_What to work on_
Please print exactly the lines running from the one that contains "Transcribe this image's" to the end of the data, with both lines included.

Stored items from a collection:
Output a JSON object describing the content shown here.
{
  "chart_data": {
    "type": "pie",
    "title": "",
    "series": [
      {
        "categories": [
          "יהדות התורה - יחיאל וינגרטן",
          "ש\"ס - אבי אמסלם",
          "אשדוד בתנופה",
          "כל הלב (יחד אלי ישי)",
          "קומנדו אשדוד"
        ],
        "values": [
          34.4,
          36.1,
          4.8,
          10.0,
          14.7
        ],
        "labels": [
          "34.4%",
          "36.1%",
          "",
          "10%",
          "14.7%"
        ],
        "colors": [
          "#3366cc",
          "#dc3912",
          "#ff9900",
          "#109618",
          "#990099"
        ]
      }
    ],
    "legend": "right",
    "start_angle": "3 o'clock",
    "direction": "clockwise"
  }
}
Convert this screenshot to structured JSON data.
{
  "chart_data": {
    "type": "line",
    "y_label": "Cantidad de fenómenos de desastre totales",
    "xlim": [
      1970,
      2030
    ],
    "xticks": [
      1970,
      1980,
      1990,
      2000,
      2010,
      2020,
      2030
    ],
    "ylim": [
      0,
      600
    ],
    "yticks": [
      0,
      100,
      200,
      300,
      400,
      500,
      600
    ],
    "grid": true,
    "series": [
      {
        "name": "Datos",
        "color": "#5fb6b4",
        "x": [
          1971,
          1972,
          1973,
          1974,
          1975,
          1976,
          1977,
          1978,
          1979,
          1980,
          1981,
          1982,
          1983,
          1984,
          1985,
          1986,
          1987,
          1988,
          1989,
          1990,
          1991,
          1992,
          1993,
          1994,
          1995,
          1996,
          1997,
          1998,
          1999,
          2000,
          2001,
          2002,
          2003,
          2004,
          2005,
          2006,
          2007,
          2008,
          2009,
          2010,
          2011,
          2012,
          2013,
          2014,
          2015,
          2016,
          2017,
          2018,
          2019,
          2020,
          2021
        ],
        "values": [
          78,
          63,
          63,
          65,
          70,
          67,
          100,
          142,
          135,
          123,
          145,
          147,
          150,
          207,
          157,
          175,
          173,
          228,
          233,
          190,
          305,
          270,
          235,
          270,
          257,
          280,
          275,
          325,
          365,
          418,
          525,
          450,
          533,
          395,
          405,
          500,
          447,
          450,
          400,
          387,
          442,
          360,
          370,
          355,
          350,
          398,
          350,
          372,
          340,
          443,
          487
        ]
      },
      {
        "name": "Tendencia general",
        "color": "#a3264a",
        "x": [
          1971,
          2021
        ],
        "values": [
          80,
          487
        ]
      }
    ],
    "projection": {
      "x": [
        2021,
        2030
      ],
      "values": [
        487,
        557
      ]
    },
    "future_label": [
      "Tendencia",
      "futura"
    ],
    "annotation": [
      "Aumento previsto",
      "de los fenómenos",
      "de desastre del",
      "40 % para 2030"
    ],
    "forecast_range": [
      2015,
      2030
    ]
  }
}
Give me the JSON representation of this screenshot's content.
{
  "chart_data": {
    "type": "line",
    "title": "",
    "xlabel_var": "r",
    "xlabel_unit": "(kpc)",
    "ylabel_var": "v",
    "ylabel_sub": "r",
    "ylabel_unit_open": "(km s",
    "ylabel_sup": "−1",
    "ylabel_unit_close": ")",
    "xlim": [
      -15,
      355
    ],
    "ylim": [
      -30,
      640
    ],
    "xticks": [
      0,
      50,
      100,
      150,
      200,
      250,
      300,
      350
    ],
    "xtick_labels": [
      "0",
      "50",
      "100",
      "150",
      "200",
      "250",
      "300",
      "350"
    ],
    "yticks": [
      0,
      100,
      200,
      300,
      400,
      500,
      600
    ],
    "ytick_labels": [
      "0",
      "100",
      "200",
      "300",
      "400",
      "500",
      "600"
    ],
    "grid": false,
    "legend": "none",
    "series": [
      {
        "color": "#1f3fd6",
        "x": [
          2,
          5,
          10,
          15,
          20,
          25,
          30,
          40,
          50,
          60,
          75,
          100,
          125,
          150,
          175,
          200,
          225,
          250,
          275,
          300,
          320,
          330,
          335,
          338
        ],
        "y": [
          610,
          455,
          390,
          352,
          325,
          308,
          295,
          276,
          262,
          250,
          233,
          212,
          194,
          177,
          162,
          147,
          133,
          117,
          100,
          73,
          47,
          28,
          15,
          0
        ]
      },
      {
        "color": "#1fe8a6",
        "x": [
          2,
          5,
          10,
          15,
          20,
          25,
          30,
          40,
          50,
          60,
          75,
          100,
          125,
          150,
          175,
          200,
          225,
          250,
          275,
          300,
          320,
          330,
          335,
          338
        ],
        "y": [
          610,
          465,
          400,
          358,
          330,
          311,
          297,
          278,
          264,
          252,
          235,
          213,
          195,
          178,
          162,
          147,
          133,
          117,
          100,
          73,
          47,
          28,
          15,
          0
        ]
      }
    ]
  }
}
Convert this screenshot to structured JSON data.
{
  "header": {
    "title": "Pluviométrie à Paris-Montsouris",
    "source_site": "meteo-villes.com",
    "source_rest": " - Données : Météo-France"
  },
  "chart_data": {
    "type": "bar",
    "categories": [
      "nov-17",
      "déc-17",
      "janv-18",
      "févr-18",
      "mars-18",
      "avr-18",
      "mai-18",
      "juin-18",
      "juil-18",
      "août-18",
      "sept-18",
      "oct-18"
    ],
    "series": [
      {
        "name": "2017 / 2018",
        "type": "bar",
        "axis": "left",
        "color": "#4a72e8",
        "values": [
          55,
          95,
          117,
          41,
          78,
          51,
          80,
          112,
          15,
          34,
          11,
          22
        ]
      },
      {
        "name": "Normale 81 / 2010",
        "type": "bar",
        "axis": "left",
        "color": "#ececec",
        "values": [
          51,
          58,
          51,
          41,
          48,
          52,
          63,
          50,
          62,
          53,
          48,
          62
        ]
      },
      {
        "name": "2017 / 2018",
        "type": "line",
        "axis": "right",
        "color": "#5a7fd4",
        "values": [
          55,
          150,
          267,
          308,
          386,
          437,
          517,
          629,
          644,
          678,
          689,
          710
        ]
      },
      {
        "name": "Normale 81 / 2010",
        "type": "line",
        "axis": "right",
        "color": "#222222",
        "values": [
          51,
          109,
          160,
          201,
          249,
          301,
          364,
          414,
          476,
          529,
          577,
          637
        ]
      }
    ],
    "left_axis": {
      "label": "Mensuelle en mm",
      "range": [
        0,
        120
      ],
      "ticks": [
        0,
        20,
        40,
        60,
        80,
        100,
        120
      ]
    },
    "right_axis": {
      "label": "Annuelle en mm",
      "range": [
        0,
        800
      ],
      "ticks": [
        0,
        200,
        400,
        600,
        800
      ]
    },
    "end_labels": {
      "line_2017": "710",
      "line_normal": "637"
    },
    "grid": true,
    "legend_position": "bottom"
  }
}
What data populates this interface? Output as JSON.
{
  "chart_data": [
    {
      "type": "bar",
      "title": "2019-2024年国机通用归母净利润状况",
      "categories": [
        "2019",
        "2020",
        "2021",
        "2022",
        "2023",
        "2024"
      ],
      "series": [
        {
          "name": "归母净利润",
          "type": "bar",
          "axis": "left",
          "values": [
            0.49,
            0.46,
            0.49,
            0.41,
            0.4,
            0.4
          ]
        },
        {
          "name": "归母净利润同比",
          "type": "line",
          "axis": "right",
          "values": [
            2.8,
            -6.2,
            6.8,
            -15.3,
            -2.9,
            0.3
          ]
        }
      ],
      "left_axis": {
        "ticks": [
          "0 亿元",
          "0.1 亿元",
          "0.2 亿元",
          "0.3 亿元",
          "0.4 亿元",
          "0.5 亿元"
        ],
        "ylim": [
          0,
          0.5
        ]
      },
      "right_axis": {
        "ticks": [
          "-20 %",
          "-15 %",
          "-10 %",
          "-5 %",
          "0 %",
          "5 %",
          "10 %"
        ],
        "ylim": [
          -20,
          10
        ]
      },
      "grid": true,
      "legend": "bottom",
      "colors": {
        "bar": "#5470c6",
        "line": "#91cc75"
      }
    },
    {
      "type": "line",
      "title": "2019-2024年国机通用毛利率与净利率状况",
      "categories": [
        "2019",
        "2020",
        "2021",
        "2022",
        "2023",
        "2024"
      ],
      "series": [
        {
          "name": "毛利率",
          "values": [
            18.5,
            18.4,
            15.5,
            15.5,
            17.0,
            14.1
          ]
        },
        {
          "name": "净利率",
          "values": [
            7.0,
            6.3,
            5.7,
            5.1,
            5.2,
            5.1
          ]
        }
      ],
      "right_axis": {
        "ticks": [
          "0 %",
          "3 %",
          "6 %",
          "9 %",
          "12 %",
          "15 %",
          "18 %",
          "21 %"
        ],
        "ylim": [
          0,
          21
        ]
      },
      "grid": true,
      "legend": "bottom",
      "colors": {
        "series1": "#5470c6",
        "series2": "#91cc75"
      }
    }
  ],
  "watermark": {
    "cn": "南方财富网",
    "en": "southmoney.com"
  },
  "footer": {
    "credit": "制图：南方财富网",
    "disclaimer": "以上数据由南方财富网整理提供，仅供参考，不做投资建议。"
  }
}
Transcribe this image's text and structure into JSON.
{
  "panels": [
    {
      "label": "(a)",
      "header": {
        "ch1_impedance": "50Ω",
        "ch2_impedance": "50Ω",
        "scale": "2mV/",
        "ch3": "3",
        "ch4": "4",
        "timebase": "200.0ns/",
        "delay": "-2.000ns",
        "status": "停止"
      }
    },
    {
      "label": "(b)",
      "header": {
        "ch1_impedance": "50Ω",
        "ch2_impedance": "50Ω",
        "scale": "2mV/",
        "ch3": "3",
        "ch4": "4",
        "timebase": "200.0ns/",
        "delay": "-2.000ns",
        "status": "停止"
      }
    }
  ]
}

_Full answer_
Transcribe this image's text and structure into JSON.
{
  "panels": [
    {
      "label": "(a)",
      "header": {
        "ch1_impedance": "50Ω",
        "ch2_impedance": "50Ω",
        "scale": "2mV/",
        "ch3": "3",
        "ch4": "4",
        "timebase": "200.0ns/",
        "delay": "-2.000ns",
        "status": "停止"
      }
    },
    {
      "label": "(b)",
      "header": {
        "ch1_impedance": "50Ω",
        "ch2_impedance": "50Ω",
        "scale": "2mV/",
        "ch3": "3",
        "ch4": "4",
        "timebase": "200.0ns/",
        "delay": "-2.000ns",
        "status": "停止"
      }
    }
  ]
}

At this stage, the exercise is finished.